What the exercise asks
Copy out all the lines where "cdot" shows up.

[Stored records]
━━━━

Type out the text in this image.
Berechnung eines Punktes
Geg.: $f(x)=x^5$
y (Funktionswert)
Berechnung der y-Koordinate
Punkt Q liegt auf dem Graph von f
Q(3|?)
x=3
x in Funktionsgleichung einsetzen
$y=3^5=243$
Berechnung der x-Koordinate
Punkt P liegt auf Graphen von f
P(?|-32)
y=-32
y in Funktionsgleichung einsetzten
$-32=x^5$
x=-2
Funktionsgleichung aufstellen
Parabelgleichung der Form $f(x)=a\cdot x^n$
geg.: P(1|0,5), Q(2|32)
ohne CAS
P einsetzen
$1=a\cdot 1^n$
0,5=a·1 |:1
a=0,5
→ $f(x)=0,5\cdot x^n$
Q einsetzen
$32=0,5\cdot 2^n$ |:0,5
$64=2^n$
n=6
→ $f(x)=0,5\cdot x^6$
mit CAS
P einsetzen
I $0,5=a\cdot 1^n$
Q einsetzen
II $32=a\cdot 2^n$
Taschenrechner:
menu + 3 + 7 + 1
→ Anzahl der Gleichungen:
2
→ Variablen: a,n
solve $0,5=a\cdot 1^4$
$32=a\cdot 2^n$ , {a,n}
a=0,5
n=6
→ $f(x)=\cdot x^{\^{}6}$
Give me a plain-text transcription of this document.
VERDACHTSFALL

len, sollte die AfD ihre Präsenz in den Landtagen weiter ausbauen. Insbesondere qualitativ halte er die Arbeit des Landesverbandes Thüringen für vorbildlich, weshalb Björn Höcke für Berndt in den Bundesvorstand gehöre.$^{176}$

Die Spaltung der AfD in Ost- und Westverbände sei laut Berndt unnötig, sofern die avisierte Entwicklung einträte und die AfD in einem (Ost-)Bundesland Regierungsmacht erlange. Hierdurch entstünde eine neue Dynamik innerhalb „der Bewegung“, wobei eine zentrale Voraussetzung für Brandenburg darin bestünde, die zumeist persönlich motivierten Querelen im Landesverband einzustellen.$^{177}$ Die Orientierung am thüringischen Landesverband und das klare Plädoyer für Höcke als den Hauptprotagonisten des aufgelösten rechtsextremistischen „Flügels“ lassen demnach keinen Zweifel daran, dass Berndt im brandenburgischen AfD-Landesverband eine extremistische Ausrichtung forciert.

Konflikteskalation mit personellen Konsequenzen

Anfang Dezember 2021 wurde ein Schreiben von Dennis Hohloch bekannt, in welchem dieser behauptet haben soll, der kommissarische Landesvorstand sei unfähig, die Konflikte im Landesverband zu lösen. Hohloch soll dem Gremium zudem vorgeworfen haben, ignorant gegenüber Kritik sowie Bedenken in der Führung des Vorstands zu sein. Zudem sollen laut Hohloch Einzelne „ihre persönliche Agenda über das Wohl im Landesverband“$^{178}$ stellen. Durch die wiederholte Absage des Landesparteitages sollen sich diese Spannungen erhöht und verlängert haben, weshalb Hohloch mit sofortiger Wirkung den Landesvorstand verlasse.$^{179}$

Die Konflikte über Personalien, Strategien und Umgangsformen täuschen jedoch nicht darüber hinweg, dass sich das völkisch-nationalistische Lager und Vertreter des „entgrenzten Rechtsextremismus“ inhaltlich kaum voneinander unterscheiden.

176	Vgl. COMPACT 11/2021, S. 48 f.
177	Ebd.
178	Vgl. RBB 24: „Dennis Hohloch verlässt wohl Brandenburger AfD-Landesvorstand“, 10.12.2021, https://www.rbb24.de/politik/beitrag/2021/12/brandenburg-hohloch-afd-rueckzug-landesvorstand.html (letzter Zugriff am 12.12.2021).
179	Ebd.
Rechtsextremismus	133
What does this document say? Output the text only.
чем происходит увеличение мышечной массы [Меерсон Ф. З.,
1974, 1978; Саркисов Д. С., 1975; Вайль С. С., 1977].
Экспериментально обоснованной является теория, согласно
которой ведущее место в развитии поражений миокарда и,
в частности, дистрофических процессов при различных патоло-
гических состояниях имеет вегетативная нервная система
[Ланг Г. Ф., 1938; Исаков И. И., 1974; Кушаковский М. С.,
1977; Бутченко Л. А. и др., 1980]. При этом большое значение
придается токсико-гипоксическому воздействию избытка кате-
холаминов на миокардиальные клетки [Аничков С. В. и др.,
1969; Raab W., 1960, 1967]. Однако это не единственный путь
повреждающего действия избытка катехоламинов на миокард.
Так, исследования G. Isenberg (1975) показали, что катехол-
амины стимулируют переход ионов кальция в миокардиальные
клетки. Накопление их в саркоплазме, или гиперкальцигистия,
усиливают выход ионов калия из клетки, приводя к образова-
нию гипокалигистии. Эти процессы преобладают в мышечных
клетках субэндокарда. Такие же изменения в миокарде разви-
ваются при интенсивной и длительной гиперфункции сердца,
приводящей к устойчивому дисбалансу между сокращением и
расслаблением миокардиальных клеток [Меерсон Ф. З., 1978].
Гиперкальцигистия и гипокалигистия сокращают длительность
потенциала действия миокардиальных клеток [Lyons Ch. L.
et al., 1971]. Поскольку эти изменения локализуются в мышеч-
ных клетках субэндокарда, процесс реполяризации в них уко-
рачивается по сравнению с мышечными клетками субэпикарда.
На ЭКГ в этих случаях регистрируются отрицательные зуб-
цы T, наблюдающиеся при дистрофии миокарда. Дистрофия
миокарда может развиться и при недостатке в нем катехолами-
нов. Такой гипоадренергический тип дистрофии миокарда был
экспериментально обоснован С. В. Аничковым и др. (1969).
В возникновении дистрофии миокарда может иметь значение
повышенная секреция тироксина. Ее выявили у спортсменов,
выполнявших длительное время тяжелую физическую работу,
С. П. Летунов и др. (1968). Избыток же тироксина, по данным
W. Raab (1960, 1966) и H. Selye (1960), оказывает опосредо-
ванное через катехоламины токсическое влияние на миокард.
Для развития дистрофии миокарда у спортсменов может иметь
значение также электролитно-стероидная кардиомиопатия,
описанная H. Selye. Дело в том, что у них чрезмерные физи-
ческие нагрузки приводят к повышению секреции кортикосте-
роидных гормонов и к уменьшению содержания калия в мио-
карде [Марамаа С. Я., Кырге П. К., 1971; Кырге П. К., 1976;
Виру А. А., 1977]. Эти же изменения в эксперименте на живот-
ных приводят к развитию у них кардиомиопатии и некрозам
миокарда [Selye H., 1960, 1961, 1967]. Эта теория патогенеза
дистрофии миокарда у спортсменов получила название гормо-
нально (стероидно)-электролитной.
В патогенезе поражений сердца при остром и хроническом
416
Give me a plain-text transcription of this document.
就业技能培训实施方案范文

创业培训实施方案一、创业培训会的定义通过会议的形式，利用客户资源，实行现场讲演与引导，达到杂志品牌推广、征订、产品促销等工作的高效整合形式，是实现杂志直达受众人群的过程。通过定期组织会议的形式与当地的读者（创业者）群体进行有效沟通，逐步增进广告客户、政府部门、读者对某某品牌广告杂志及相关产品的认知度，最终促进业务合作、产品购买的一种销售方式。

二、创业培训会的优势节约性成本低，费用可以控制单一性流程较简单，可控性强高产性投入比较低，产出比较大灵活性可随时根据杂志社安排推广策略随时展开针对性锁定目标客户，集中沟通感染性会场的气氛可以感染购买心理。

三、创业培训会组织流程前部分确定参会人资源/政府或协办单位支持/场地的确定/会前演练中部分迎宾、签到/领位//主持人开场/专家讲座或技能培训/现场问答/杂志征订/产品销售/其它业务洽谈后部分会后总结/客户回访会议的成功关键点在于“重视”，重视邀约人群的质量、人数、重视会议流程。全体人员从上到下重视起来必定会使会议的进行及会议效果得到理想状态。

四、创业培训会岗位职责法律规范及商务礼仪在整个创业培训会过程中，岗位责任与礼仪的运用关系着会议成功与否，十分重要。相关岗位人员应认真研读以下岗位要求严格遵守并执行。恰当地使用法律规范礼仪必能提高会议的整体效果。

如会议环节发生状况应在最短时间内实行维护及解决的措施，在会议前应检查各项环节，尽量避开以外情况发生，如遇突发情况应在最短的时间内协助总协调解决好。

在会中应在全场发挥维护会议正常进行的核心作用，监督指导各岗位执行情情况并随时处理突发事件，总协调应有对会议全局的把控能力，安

━━━━

Output below
Parabelgleichung der Form $f(x)=a\cdot x^n$
$1=a\cdot 1^n$
→ $f(x)=0,5\cdot x^n$
$32=0,5\cdot 2^n$ |:0,5
→ $f(x)=0,5\cdot x^6$
I $0,5=a\cdot 1^n$
II $32=a\cdot 2^n$
solve $0,5=a\cdot 1^4$
$32=a\cdot 2^n$ , {a,n}
→ $f(x)=\cdot x^{\^{}6}$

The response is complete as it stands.